──────── MATERIAL FOR THE TASK ────────
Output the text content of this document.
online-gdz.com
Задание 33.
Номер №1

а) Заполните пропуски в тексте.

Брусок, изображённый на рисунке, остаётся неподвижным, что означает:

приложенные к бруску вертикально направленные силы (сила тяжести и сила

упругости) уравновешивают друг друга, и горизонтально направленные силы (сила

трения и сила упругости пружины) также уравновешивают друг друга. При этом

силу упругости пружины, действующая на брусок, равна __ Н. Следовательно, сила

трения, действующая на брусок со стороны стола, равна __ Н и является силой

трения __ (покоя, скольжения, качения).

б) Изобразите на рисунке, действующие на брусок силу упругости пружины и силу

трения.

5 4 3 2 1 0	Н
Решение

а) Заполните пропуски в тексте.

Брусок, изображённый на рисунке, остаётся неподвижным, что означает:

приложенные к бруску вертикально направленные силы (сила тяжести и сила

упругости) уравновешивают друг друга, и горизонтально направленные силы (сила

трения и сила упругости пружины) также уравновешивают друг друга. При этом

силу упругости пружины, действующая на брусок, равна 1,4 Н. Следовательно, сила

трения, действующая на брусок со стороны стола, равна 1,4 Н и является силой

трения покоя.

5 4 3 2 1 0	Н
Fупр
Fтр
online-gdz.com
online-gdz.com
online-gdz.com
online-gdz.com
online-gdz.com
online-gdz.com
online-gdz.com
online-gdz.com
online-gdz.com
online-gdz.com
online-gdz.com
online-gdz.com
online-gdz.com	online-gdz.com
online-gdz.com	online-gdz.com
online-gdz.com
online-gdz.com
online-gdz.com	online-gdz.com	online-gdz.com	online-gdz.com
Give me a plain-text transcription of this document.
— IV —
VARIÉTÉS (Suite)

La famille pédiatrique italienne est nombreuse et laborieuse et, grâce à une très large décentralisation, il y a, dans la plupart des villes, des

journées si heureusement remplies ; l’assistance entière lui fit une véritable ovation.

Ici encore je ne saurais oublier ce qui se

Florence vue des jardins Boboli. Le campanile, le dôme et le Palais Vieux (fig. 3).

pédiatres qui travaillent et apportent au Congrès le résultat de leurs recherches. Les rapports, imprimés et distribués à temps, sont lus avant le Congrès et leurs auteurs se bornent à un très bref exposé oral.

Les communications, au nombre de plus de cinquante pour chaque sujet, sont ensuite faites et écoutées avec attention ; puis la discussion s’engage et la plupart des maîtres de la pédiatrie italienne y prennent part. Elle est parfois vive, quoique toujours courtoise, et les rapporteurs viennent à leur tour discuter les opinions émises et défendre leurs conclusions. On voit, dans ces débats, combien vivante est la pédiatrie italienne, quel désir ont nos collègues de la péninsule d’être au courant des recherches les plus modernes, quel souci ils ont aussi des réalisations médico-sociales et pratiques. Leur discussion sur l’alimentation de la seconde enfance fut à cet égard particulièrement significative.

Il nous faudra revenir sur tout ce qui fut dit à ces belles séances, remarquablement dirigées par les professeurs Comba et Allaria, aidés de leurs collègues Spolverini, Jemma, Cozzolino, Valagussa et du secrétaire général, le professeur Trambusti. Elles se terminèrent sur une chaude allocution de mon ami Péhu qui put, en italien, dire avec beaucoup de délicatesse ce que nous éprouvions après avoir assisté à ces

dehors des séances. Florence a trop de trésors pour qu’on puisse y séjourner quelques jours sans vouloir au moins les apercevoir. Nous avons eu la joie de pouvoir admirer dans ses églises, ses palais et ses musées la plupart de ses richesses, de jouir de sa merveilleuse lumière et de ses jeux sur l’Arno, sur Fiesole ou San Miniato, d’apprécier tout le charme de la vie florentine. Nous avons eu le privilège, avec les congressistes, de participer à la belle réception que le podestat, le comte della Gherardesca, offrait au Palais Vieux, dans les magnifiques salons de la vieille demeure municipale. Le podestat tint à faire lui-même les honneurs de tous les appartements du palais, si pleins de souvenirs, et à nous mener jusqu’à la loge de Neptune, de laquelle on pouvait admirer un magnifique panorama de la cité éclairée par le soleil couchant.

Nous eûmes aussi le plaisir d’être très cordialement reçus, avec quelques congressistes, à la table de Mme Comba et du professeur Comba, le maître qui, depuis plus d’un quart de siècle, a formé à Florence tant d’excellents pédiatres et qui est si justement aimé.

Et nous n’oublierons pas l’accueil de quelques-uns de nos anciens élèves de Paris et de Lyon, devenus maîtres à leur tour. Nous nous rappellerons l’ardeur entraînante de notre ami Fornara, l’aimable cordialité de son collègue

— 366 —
────────
* **EXERCISE OBJECTIVE**
Quote the material exactly, leaving nothing out.

* **OUTPUT OF THE TASK**
Output the text content of this document.
online-gdz.com
Задание 33.
Номер №1

а) Заполните пропуски в тексте.

Брусок, изображённый на рисунке, остаётся неподвижным, что означает:

приложенные к бруску вертикально направленные силы (сила тяжести и сила

упругости) уравновешивают друг друга, и горизонтально направленные силы (сила

трения и сила упругости пружины) также уравновешивают друг друга. При этом

силу упругости пружины, действующая на брусок, равна __ Н. Следовательно, сила

трения, действующая на брусок со стороны стола, равна __ Н и является силой

трения __ (покоя, скольжения, качения).

б) Изобразите на рисунке, действующие на брусок силу упругости пружины и силу

трения.

5 4 3 2 1 0	Н
Решение

а) Заполните пропуски в тексте.

Брусок, изображённый на рисунке, остаётся неподвижным, что означает:

приложенные к бруску вертикально направленные силы (сила тяжести и сила

упругости) уравновешивают друг друга, и горизонтально направленные силы (сила

трения и сила упругости пружины) также уравновешивают друг друга. При этом

силу упругости пружины, действующая на брусок, равна 1,4 Н. Следовательно, сила

трения, действующая на брусок со стороны стола, равна 1,4 Н и является силой

трения покоя.

5 4 3 2 1 0	Н
Fупр
Fтр
online-gdz.com
online-gdz.com
online-gdz.com
online-gdz.com
online-gdz.com
online-gdz.com
online-gdz.com
online-gdz.com
online-gdz.com
online-gdz.com
online-gdz.com
online-gdz.com
online-gdz.com	online-gdz.com
online-gdz.com	online-gdz.com
online-gdz.com
online-gdz.com
online-gdz.com	online-gdz.com	online-gdz.com	online-gdz.com
Give me a plain-text transcription of this document.
— IV —
VARIÉTÉS (Suite)

La famille pédiatrique italienne est nombreuse et laborieuse et, grâce à une très large décentralisation, il y a, dans la plupart des villes, des

journées si heureusement remplies ; l’assistance entière lui fit une véritable ovation.

Ici encore je ne saurais oublier ce qui se

Florence vue des jardins Boboli. Le campanile, le dôme et le Palais Vieux (fig. 3).

pédiatres qui travaillent et apportent au Congrès le résultat de leurs recherches. Les rapports, imprimés et distribués à temps, sont lus avant le Congrès et leurs auteurs se bornent à un très bref exposé oral.

Les communications, au nombre de plus de cinquante pour chaque sujet, sont ensuite faites et écoutées avec attention ; puis la discussion s’engage et la plupart des maîtres de la pédiatrie italienne y prennent part. Elle est parfois vive, quoique toujours courtoise, et les rapporteurs viennent à leur tour discuter les opinions émises et défendre leurs conclusions. On voit, dans ces débats, combien vivante est la pédiatrie italienne, quel désir ont nos collègues de la péninsule d’être au courant des recherches les plus modernes, quel souci ils ont aussi des réalisations médico-sociales et pratiques. Leur discussion sur l’alimentation de la seconde enfance fut à cet égard particulièrement significative.

Il nous faudra revenir sur tout ce qui fut dit à ces belles séances, remarquablement dirigées par les professeurs Comba et Allaria, aidés de leurs collègues Spolverini, Jemma, Cozzolino, Valagussa et du secrétaire général, le professeur Trambusti. Elles se terminèrent sur une chaude allocution de mon ami Péhu qui put, en italien, dire avec beaucoup de délicatesse ce que nous éprouvions après avoir assisté à ces

dehors des séances. Florence a trop de trésors pour qu’on puisse y séjourner quelques jours sans vouloir au moins les apercevoir. Nous avons eu la joie de pouvoir admirer dans ses églises, ses palais et ses musées la plupart de ses richesses, de jouir de sa merveilleuse lumière et de ses jeux sur l’Arno, sur Fiesole ou San Miniato, d’apprécier tout le charme de la vie florentine. Nous avons eu le privilège, avec les congressistes, de participer à la belle réception que le podestat, le comte della Gherardesca, offrait au Palais Vieux, dans les magnifiques salons de la vieille demeure municipale. Le podestat tint à faire lui-même les honneurs de tous les appartements du palais, si pleins de souvenirs, et à nous mener jusqu’à la loge de Neptune, de laquelle on pouvait admirer un magnifique panorama de la cité éclairée par le soleil couchant.

Nous eûmes aussi le plaisir d’être très cordialement reçus, avec quelques congressistes, à la table de Mme Comba et du professeur Comba, le maître qui, depuis plus d’un quart de siècle, a formé à Florence tant d’excellents pédiatres et qui est si justement aimé.

Et nous n’oublierons pas l’accueil de quelques-uns de nos anciens élèves de Paris et de Lyon, devenus maîtres à leur tour. Nous nous rappellerons l’ardeur entraînante de notre ami Fornara, l’aimable cordialité de son collègue

— 366 —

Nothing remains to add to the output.